* Your instructions
Leave the pictures aside and write out exactly every line from the one containing "Transcribe the text in this document." through the last line.

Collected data
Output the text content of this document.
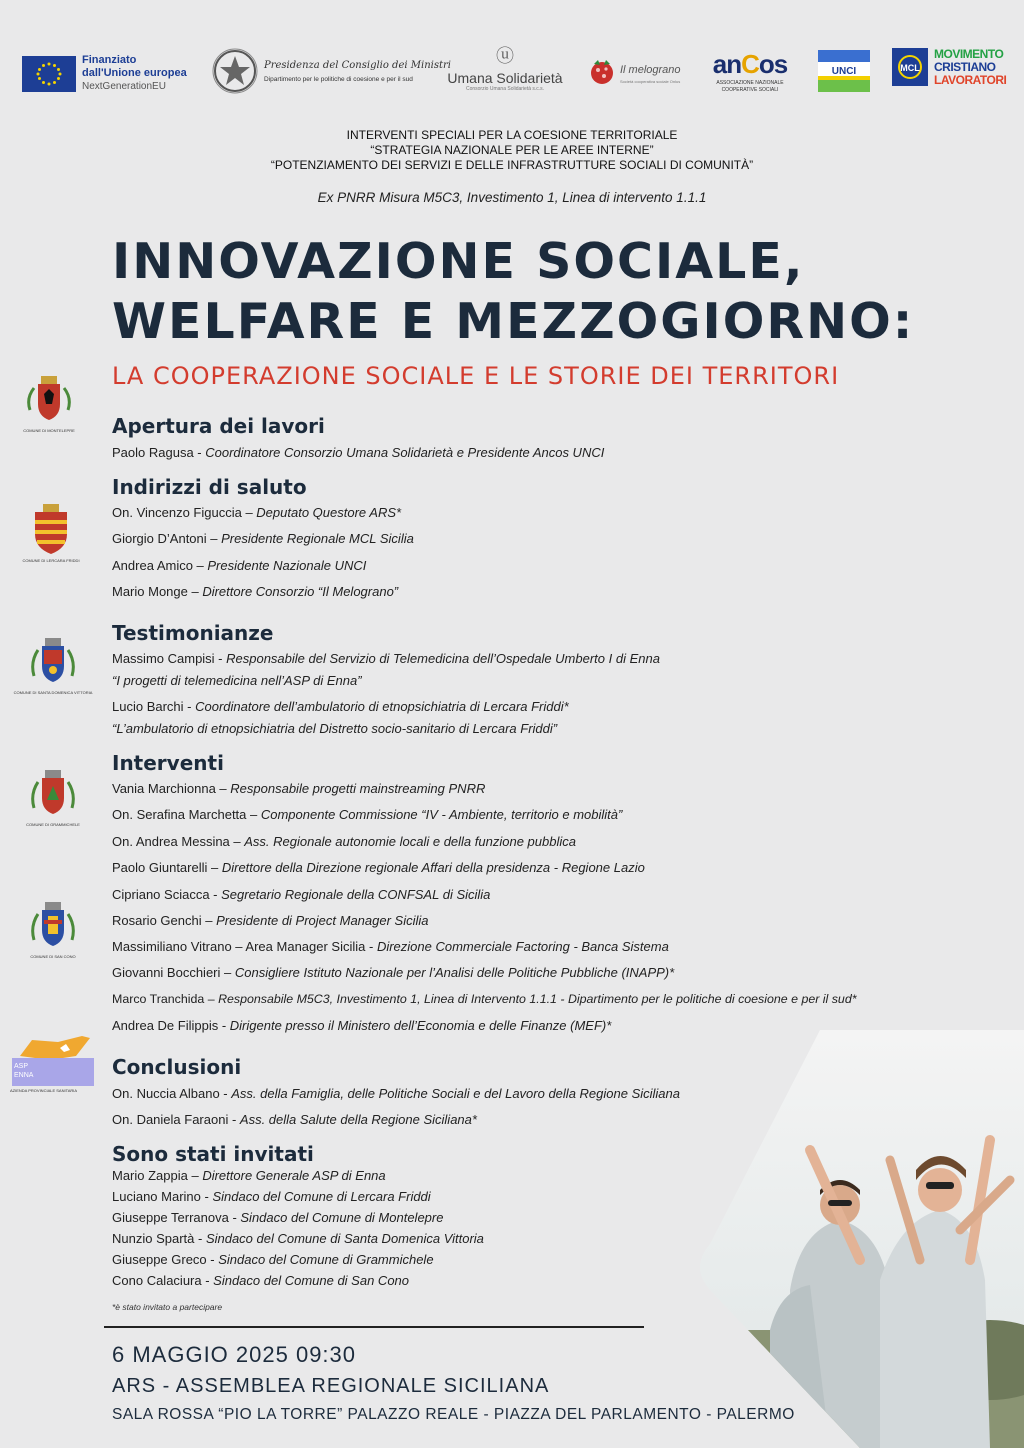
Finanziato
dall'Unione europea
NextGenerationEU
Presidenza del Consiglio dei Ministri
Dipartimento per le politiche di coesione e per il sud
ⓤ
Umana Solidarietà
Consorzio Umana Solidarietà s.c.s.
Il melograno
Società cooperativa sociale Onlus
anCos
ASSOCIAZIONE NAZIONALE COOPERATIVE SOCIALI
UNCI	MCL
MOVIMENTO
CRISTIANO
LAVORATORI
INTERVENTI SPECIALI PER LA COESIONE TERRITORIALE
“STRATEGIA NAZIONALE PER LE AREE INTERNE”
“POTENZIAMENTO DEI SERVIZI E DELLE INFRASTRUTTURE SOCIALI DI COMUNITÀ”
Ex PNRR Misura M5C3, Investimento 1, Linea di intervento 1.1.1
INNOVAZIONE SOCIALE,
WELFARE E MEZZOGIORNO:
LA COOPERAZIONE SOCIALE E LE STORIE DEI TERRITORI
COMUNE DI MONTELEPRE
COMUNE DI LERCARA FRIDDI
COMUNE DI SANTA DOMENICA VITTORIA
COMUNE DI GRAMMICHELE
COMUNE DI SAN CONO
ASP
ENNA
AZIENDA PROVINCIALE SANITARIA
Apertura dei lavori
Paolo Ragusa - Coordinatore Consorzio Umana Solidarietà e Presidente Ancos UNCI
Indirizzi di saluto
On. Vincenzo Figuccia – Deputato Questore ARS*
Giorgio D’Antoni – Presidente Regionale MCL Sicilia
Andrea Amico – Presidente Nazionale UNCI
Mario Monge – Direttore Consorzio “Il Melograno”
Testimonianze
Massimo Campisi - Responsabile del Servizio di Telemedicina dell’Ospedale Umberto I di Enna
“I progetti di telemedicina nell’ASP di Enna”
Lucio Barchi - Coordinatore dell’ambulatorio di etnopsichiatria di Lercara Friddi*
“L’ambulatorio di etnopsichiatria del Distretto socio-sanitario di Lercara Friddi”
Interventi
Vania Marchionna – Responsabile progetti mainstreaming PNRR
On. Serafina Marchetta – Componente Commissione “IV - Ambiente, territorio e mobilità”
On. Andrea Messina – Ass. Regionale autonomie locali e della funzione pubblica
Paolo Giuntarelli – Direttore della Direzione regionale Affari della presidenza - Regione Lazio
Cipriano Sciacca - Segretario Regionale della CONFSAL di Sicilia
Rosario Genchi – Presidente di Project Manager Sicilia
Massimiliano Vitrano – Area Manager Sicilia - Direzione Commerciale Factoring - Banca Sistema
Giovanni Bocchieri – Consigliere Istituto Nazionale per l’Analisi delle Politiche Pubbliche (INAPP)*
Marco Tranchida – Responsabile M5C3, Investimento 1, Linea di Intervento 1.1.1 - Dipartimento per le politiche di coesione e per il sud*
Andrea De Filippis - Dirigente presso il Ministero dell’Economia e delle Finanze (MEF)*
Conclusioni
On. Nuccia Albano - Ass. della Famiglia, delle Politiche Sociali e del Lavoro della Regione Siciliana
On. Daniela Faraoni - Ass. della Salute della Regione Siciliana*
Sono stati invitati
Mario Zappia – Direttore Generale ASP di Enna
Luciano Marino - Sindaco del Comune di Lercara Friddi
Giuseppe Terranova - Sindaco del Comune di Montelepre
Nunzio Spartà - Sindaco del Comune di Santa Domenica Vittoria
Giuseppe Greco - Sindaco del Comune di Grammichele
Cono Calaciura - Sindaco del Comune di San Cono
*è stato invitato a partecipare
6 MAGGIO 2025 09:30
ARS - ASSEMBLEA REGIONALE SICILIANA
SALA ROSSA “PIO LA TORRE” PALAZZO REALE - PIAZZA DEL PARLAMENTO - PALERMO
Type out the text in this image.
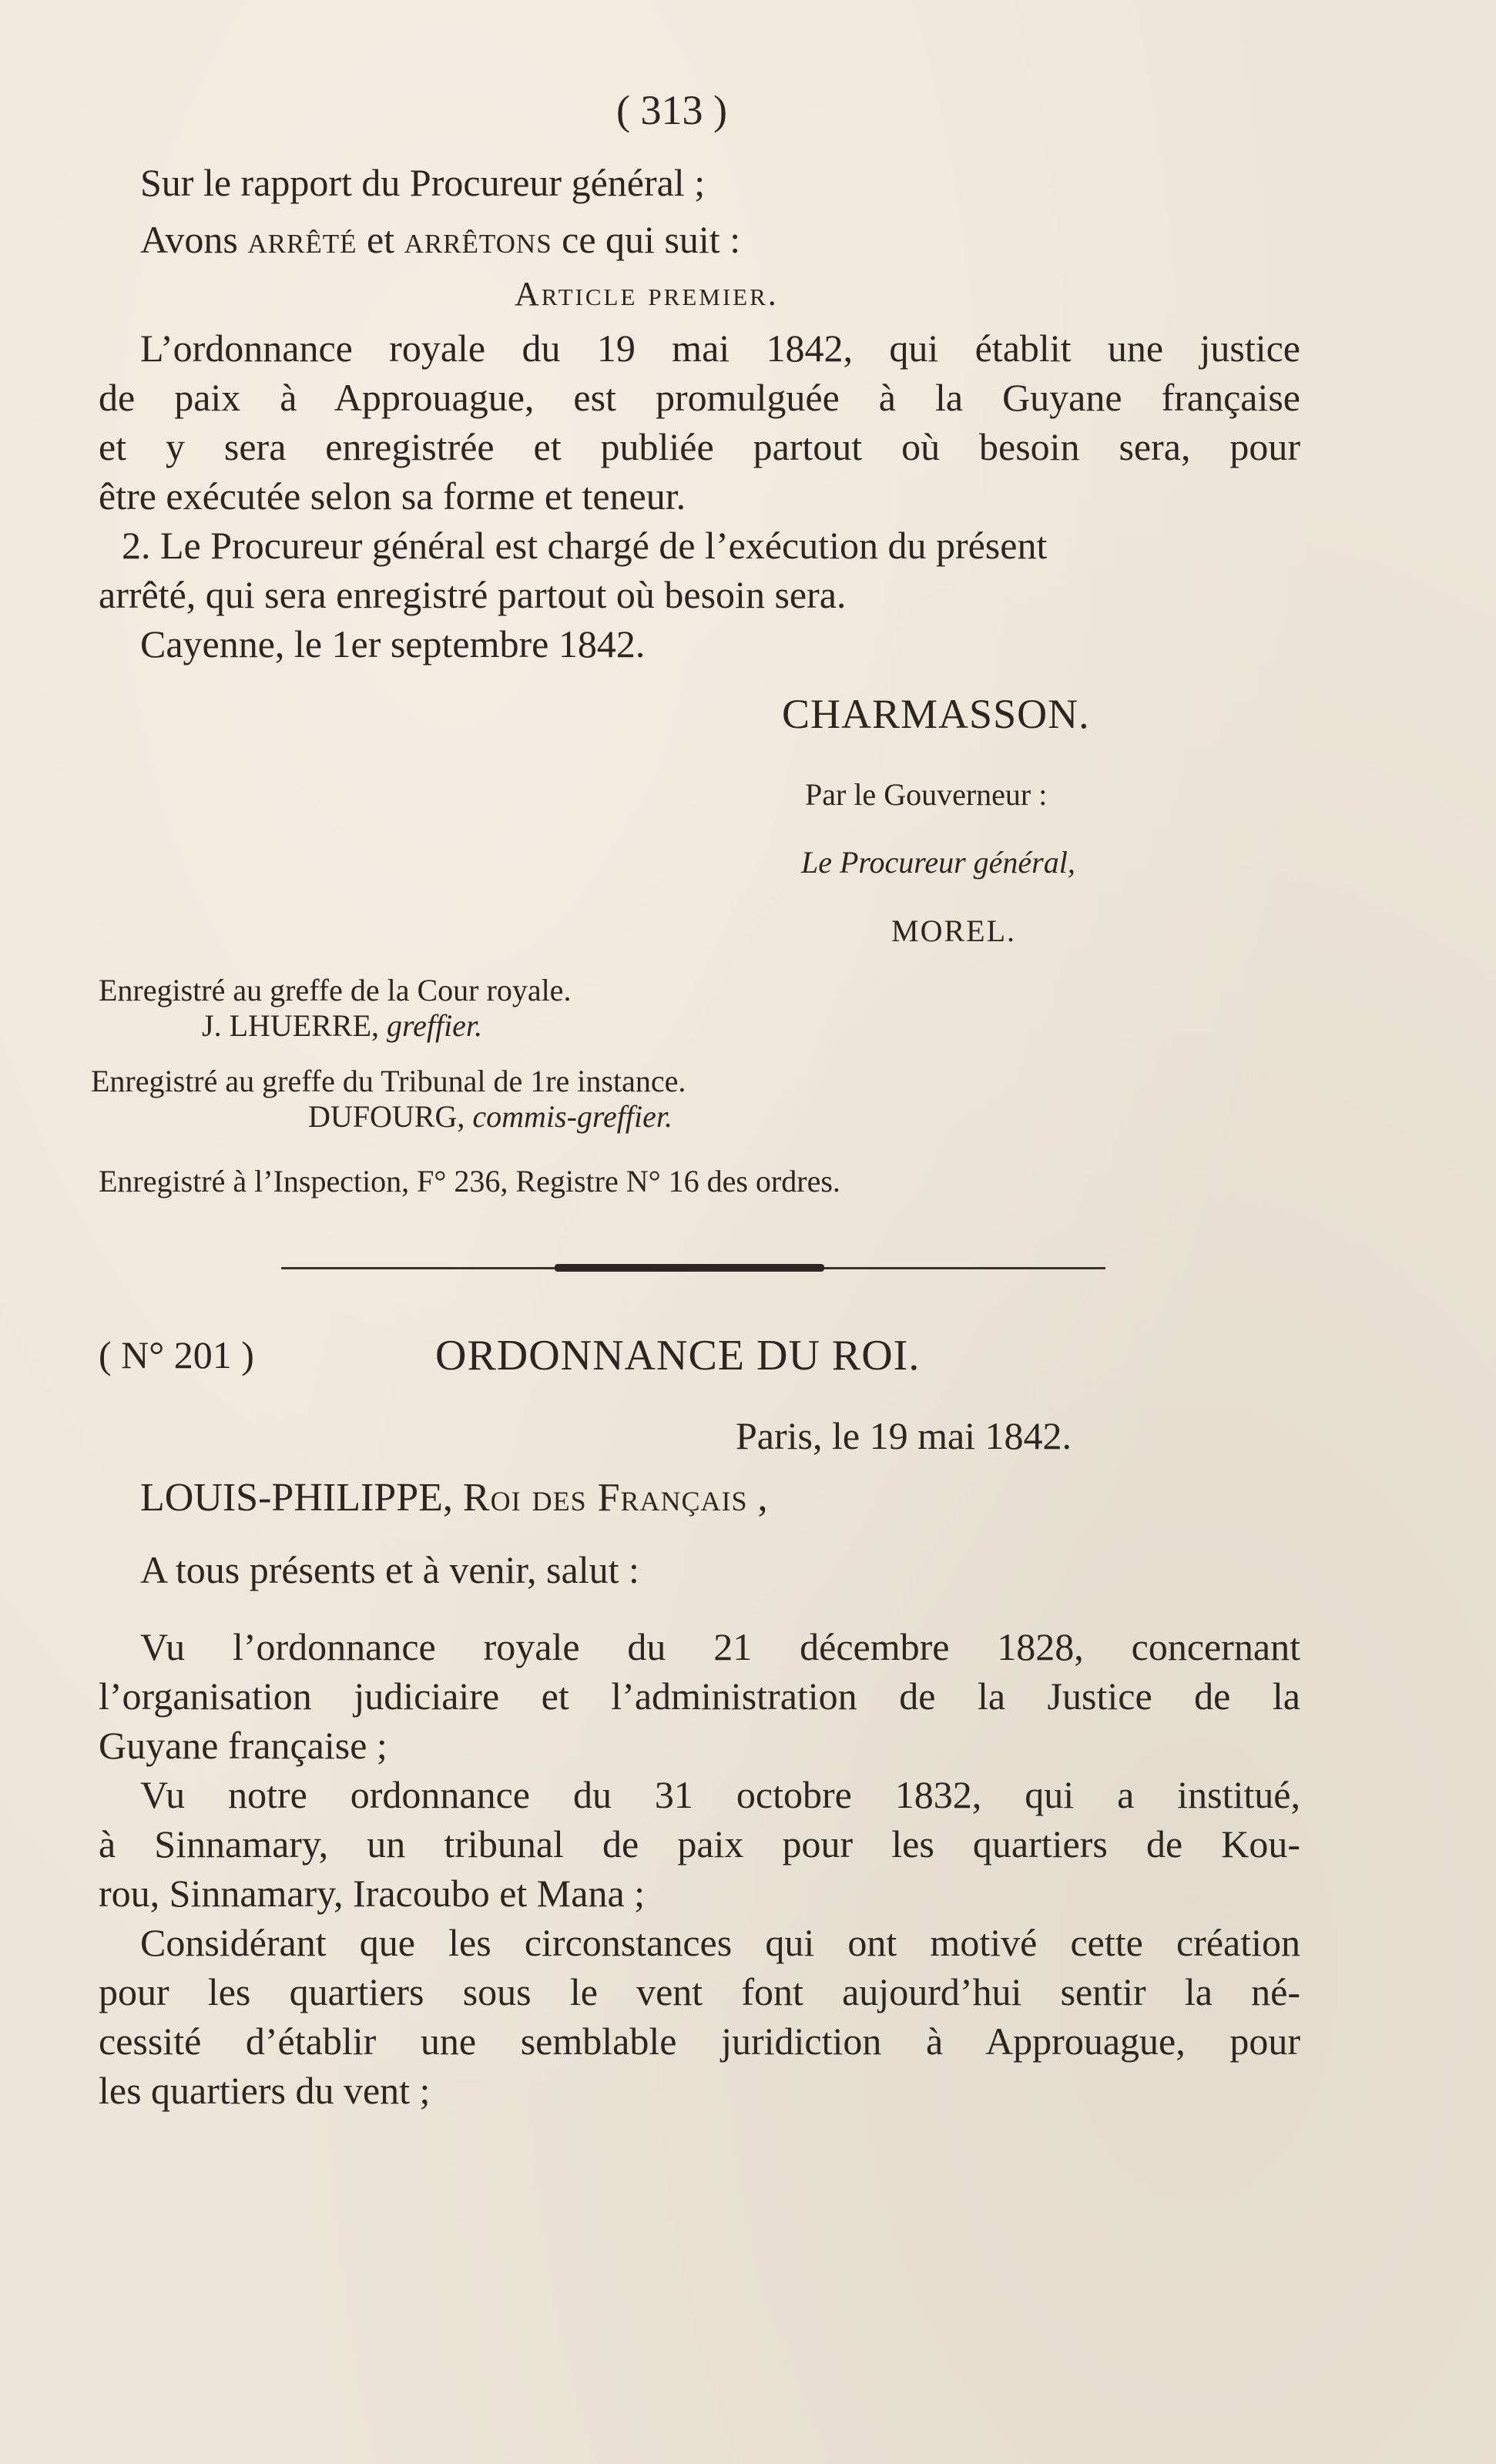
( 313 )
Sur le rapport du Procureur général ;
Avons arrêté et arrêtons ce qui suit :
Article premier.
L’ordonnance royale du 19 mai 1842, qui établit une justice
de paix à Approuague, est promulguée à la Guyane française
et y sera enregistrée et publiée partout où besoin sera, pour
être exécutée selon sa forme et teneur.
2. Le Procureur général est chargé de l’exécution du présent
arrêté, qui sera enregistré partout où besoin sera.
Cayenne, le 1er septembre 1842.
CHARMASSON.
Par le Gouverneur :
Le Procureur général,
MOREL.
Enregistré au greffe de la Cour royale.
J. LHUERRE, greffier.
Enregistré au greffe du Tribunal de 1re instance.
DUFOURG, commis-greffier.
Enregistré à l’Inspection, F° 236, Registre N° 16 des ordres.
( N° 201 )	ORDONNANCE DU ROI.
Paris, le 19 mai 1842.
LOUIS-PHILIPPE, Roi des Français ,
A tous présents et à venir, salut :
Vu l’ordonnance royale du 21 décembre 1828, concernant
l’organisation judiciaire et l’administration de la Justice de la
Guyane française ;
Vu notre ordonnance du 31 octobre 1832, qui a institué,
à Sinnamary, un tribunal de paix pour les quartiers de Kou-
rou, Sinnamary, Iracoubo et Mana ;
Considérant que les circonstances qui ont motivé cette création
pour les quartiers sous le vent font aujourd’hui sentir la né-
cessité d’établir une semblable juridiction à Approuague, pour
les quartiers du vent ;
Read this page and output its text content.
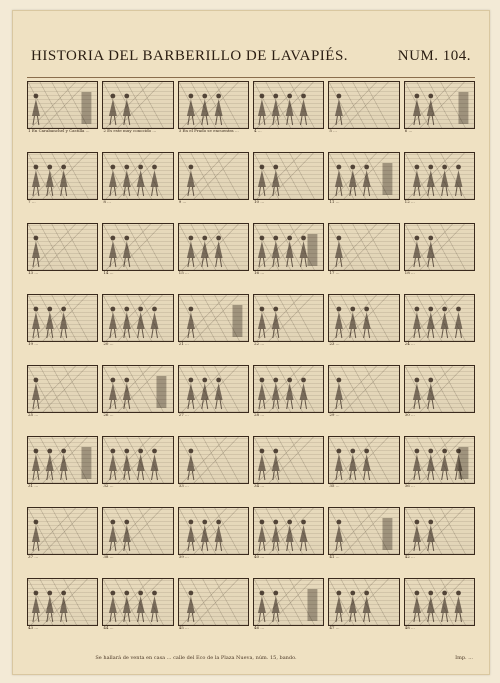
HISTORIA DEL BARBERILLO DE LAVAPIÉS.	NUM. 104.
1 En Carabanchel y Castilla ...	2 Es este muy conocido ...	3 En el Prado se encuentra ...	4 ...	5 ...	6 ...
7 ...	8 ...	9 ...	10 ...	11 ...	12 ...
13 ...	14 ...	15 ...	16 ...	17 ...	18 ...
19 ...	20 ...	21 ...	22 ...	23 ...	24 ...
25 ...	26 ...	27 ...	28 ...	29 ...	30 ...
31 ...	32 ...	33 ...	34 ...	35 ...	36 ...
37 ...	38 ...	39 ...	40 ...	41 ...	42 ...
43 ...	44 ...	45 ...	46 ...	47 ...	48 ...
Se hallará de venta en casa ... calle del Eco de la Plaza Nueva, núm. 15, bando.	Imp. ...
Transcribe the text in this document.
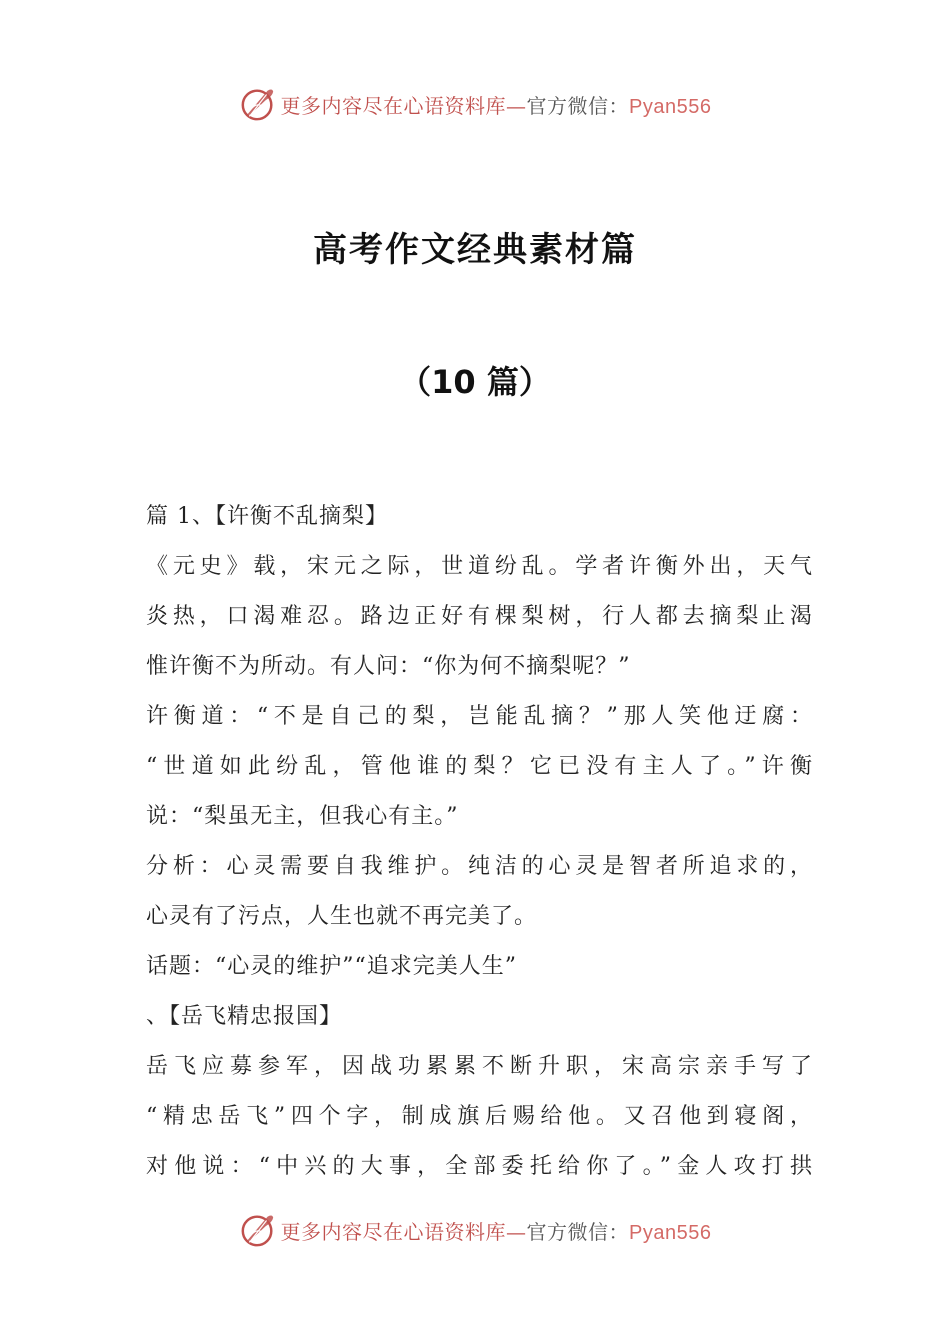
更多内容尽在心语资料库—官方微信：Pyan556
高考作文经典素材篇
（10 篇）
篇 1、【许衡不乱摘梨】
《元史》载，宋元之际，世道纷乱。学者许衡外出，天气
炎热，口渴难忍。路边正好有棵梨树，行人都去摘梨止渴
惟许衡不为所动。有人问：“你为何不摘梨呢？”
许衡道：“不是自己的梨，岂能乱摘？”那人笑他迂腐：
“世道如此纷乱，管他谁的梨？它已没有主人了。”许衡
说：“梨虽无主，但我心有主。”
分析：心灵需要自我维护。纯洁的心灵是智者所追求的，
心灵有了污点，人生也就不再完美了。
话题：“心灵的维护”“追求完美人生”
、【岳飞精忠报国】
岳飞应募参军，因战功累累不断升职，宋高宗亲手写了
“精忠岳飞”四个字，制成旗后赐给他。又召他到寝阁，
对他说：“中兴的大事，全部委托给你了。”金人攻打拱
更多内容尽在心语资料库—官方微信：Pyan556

* Result
Transcribe the text in this document.
更多内容尽在心语资料库—官方微信：Pyan556
高考作文经典素材篇
（10 篇）
篇 1、【许衡不乱摘梨】
《元史》载，宋元之际，世道纷乱。学者许衡外出，天气
炎热，口渴难忍。路边正好有棵梨树，行人都去摘梨止渴
惟许衡不为所动。有人问：“你为何不摘梨呢？”
许衡道：“不是自己的梨，岂能乱摘？”那人笑他迂腐：
“世道如此纷乱，管他谁的梨？它已没有主人了。”许衡
说：“梨虽无主，但我心有主。”
分析：心灵需要自我维护。纯洁的心灵是智者所追求的，
心灵有了污点，人生也就不再完美了。
话题：“心灵的维护”“追求完美人生”
、【岳飞精忠报国】
岳飞应募参军，因战功累累不断升职，宋高宗亲手写了
“精忠岳飞”四个字，制成旗后赐给他。又召他到寝阁，
对他说：“中兴的大事，全部委托给你了。”金人攻打拱
更多内容尽在心语资料库—官方微信：Pyan556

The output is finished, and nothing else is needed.